▶ [SELECTION]:

[NYTr] Venezuela Releases US Memo on Destabilization

All the News That Doesn't Fit nytr at blythe-systems.com
Thu Nov 29 01:33:50 EST 2007


COUNTERPUNCH EXCLUSIVE - Nov 28, 2007
http://www.counterpunch.org/petras11272007.html


CIA Venezuela Destabilization Memo Surfaces

Counterattack as Fateful Referendum Looms


By JAMES PETRAS

On November 26, 2007 the Venezuelan government broadcast and circulated
a confidential memo from the US embassy to the CIA which is
devastatingly revealing of US clandestine operations and which will
influence the referendum this Sunday, December 2, 2007.

The memo sent by an embassy official, Michael Middleton Steere, was
addressed to the Director of Central Intelligence, Michael Hayden. The
memo was entitled 'Advancing to the Last Phase of Operation Pincer' and
updates the activity by a CIA unit with the acronym 'HUMINT' (Human
Intelligence) which is engaged in clandestine action to destabilize the
forth-coming referendum and coordinate the civil military overthrow of
the elected Chavez government. The Embassy-CIA's polls concede that 57
per cent of the voters approved of the constitutional amendments
proposed by Chavez but also predicted a 60 per cent abstention.

▶ [GIVEN DATA]:
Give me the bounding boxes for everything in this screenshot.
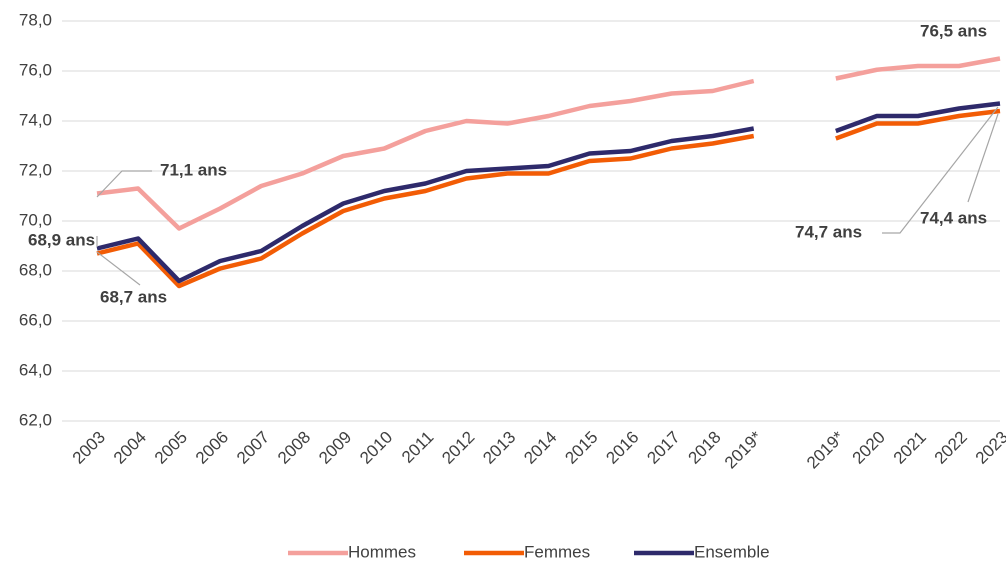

▶ [WHAT IS ASKED]:
Answer these from the article on the destabilization memo:
(a) On what date did the Venezuelan government broadcast and circulate the memo?
(b) What title did the memo carry?
(c) What abstention rate did the Embassy-CIA's polls predict?

▶ [EXPECTED OUTPUT]:
(a) November 26, 2007
(b) 'Advancing to the Last Phase of Operation Pincer'
(c) 60 per cent